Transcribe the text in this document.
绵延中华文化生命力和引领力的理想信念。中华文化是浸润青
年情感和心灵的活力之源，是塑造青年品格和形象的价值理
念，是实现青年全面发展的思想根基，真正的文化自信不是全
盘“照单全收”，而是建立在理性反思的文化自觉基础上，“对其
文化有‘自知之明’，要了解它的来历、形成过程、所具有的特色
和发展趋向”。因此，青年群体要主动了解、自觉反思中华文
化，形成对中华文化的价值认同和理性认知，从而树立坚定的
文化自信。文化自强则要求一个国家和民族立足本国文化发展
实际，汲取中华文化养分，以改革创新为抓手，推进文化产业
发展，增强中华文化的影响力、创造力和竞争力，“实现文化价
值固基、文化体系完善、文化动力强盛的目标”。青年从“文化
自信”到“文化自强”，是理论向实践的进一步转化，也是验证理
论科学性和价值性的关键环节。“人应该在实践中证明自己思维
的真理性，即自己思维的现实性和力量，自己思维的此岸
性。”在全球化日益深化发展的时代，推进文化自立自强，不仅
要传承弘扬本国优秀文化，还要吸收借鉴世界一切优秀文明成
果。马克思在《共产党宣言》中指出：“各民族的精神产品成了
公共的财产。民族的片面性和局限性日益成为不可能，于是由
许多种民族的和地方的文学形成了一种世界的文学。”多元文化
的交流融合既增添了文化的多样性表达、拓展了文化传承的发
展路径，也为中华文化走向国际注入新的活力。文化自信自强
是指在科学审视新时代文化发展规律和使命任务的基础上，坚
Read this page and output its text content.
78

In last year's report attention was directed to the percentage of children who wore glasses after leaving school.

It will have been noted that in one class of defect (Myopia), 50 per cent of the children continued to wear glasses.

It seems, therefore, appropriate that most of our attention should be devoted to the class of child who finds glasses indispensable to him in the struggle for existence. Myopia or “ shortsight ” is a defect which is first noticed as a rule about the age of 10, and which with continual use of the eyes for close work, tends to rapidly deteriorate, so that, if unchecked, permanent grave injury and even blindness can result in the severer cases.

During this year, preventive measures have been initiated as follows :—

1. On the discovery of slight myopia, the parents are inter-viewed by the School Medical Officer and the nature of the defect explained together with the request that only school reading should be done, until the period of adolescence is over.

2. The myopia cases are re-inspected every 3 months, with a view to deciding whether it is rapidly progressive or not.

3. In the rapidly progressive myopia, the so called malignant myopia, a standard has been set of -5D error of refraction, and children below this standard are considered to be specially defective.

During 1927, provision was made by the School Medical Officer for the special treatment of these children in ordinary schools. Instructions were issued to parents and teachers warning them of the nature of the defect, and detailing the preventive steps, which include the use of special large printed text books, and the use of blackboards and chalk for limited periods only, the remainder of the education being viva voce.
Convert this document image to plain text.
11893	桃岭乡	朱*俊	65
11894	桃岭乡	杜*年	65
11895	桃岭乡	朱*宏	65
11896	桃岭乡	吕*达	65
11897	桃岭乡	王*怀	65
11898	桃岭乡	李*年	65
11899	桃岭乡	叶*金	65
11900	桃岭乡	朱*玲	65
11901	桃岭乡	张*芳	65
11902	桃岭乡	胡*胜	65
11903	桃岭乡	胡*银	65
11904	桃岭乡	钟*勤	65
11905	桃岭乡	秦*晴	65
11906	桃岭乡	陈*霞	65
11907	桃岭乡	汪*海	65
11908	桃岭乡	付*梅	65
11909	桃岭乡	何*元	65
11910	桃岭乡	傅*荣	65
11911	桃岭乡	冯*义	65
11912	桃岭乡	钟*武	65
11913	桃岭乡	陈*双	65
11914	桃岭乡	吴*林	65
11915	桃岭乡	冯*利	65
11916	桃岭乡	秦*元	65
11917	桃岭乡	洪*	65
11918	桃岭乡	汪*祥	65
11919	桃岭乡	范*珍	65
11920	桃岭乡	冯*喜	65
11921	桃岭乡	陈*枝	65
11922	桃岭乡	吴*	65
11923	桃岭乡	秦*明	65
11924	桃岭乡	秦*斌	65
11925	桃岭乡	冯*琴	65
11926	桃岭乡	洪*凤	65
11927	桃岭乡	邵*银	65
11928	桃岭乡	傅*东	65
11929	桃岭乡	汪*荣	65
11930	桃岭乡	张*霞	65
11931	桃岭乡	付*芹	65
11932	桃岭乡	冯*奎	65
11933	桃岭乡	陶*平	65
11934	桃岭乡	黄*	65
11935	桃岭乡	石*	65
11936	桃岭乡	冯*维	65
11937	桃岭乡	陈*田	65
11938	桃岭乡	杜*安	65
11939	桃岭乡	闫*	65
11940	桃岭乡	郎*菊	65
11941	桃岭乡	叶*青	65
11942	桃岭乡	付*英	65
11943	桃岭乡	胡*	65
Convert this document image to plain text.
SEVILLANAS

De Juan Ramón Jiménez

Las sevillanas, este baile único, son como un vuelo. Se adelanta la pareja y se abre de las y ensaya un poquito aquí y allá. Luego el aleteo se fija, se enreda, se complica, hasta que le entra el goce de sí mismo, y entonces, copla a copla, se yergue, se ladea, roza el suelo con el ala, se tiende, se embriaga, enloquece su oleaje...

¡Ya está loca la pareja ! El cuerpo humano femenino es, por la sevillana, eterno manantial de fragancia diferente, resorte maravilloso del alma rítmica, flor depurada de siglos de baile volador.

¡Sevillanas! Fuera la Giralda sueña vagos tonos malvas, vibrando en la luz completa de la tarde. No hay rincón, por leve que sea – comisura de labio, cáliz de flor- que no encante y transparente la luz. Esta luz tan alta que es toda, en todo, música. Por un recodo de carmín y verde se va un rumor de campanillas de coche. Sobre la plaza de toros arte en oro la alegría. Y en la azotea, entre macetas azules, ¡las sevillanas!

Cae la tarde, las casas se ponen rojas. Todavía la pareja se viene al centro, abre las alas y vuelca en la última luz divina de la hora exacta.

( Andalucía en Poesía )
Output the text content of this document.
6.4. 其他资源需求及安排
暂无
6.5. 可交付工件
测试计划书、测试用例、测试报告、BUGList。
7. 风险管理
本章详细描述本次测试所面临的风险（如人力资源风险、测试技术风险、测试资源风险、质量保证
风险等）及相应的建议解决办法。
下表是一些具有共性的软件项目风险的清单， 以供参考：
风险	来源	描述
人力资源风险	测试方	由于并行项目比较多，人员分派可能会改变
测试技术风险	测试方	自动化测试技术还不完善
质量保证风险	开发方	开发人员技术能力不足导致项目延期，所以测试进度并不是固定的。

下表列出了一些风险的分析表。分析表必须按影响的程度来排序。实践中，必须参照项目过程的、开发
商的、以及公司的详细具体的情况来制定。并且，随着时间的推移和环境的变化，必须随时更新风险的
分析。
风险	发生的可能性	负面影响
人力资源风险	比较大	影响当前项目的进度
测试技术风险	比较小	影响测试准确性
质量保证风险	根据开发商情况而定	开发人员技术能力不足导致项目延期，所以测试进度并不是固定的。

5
★ ★ ★ ★ ★
• _Task_
The lines above should be duplicated exactly.

• _Exercise response_
Transcribe the text in this document.
绵延中华文化生命力和引领力的理想信念。中华文化是浸润青
年情感和心灵的活力之源，是塑造青年品格和形象的价值理
念，是实现青年全面发展的思想根基，真正的文化自信不是全
盘“照单全收”，而是建立在理性反思的文化自觉基础上，“对其
文化有‘自知之明’，要了解它的来历、形成过程、所具有的特色
和发展趋向”。因此，青年群体要主动了解、自觉反思中华文
化，形成对中华文化的价值认同和理性认知，从而树立坚定的
文化自信。文化自强则要求一个国家和民族立足本国文化发展
实际，汲取中华文化养分，以改革创新为抓手，推进文化产业
发展，增强中华文化的影响力、创造力和竞争力，“实现文化价
值固基、文化体系完善、文化动力强盛的目标”。青年从“文化
自信”到“文化自强”，是理论向实践的进一步转化，也是验证理
论科学性和价值性的关键环节。“人应该在实践中证明自己思维
的真理性，即自己思维的现实性和力量，自己思维的此岸
性。”在全球化日益深化发展的时代，推进文化自立自强，不仅
要传承弘扬本国优秀文化，还要吸收借鉴世界一切优秀文明成
果。马克思在《共产党宣言》中指出：“各民族的精神产品成了
公共的财产。民族的片面性和局限性日益成为不可能，于是由
许多种民族的和地方的文学形成了一种世界的文学。”多元文化
的交流融合既增添了文化的多样性表达、拓展了文化传承的发
展路径，也为中华文化走向国际注入新的活力。文化自信自强
是指在科学审视新时代文化发展规律和使命任务的基础上，坚
Read this page and output its text content.
78

In last year's report attention was directed to the percentage of children who wore glasses after leaving school.

It will have been noted that in one class of defect (Myopia), 50 per cent of the children continued to wear glasses.

It seems, therefore, appropriate that most of our attention should be devoted to the class of child who finds glasses indispensable to him in the struggle for existence. Myopia or “ shortsight ” is a defect which is first noticed as a rule about the age of 10, and which with continual use of the eyes for close work, tends to rapidly deteriorate, so that, if unchecked, permanent grave injury and even blindness can result in the severer cases.

During this year, preventive measures have been initiated as follows :—

1. On the discovery of slight myopia, the parents are inter-viewed by the School Medical Officer and the nature of the defect explained together with the request that only school reading should be done, until the period of adolescence is over.

2. The myopia cases are re-inspected every 3 months, with a view to deciding whether it is rapidly progressive or not.

3. In the rapidly progressive myopia, the so called malignant myopia, a standard has been set of -5D error of refraction, and children below this standard are considered to be specially defective.

During 1927, provision was made by the School Medical Officer for the special treatment of these children in ordinary schools. Instructions were issued to parents and teachers warning them of the nature of the defect, and detailing the preventive steps, which include the use of special large printed text books, and the use of blackboards and chalk for limited periods only, the remainder of the education being viva voce.
Convert this document image to plain text.
11893	桃岭乡	朱*俊	65
11894	桃岭乡	杜*年	65
11895	桃岭乡	朱*宏	65
11896	桃岭乡	吕*达	65
11897	桃岭乡	王*怀	65
11898	桃岭乡	李*年	65
11899	桃岭乡	叶*金	65
11900	桃岭乡	朱*玲	65
11901	桃岭乡	张*芳	65
11902	桃岭乡	胡*胜	65
11903	桃岭乡	胡*银	65
11904	桃岭乡	钟*勤	65
11905	桃岭乡	秦*晴	65
11906	桃岭乡	陈*霞	65
11907	桃岭乡	汪*海	65
11908	桃岭乡	付*梅	65
11909	桃岭乡	何*元	65
11910	桃岭乡	傅*荣	65
11911	桃岭乡	冯*义	65
11912	桃岭乡	钟*武	65
11913	桃岭乡	陈*双	65
11914	桃岭乡	吴*林	65
11915	桃岭乡	冯*利	65
11916	桃岭乡	秦*元	65
11917	桃岭乡	洪*	65
11918	桃岭乡	汪*祥	65
11919	桃岭乡	范*珍	65
11920	桃岭乡	冯*喜	65
11921	桃岭乡	陈*枝	65
11922	桃岭乡	吴*	65
11923	桃岭乡	秦*明	65
11924	桃岭乡	秦*斌	65
11925	桃岭乡	冯*琴	65
11926	桃岭乡	洪*凤	65
11927	桃岭乡	邵*银	65
11928	桃岭乡	傅*东	65
11929	桃岭乡	汪*荣	65
11930	桃岭乡	张*霞	65
11931	桃岭乡	付*芹	65
11932	桃岭乡	冯*奎	65
11933	桃岭乡	陶*平	65
11934	桃岭乡	黄*	65
11935	桃岭乡	石*	65
11936	桃岭乡	冯*维	65
11937	桃岭乡	陈*田	65
11938	桃岭乡	杜*安	65
11939	桃岭乡	闫*	65
11940	桃岭乡	郎*菊	65
11941	桃岭乡	叶*青	65
11942	桃岭乡	付*英	65
11943	桃岭乡	胡*	65
Convert this document image to plain text.
SEVILLANAS

De Juan Ramón Jiménez

Las sevillanas, este baile único, son como un vuelo. Se adelanta la pareja y se abre de las y ensaya un poquito aquí y allá. Luego el aleteo se fija, se enreda, se complica, hasta que le entra el goce de sí mismo, y entonces, copla a copla, se yergue, se ladea, roza el suelo con el ala, se tiende, se embriaga, enloquece su oleaje...

¡Ya está loca la pareja ! El cuerpo humano femenino es, por la sevillana, eterno manantial de fragancia diferente, resorte maravilloso del alma rítmica, flor depurada de siglos de baile volador.

¡Sevillanas! Fuera la Giralda sueña vagos tonos malvas, vibrando en la luz completa de la tarde. No hay rincón, por leve que sea – comisura de labio, cáliz de flor- que no encante y transparente la luz. Esta luz tan alta que es toda, en todo, música. Por un recodo de carmín y verde se va un rumor de campanillas de coche. Sobre la plaza de toros arte en oro la alegría. Y en la azotea, entre macetas azules, ¡las sevillanas!

Cae la tarde, las casas se ponen rojas. Todavía la pareja se viene al centro, abre las alas y vuelca en la última luz divina de la hora exacta.

( Andalucía en Poesía )
Output the text content of this document.
6.4. 其他资源需求及安排
暂无
6.5. 可交付工件
测试计划书、测试用例、测试报告、BUGList。
7. 风险管理
本章详细描述本次测试所面临的风险（如人力资源风险、测试技术风险、测试资源风险、质量保证
风险等）及相应的建议解决办法。
下表是一些具有共性的软件项目风险的清单， 以供参考：
风险	来源	描述
人力资源风险	测试方	由于并行项目比较多，人员分派可能会改变
测试技术风险	测试方	自动化测试技术还不完善
质量保证风险	开发方	开发人员技术能力不足导致项目延期，所以测试进度并不是固定的。

下表列出了一些风险的分析表。分析表必须按影响的程度来排序。实践中，必须参照项目过程的、开发
商的、以及公司的详细具体的情况来制定。并且，随着时间的推移和环境的变化，必须随时更新风险的
分析。
风险	发生的可能性	负面影响
人力资源风险	比较大	影响当前项目的进度
测试技术风险	比较小	影响测试准确性
质量保证风险	根据开发商情况而定	开发人员技术能力不足导致项目延期，所以测试进度并不是固定的。

5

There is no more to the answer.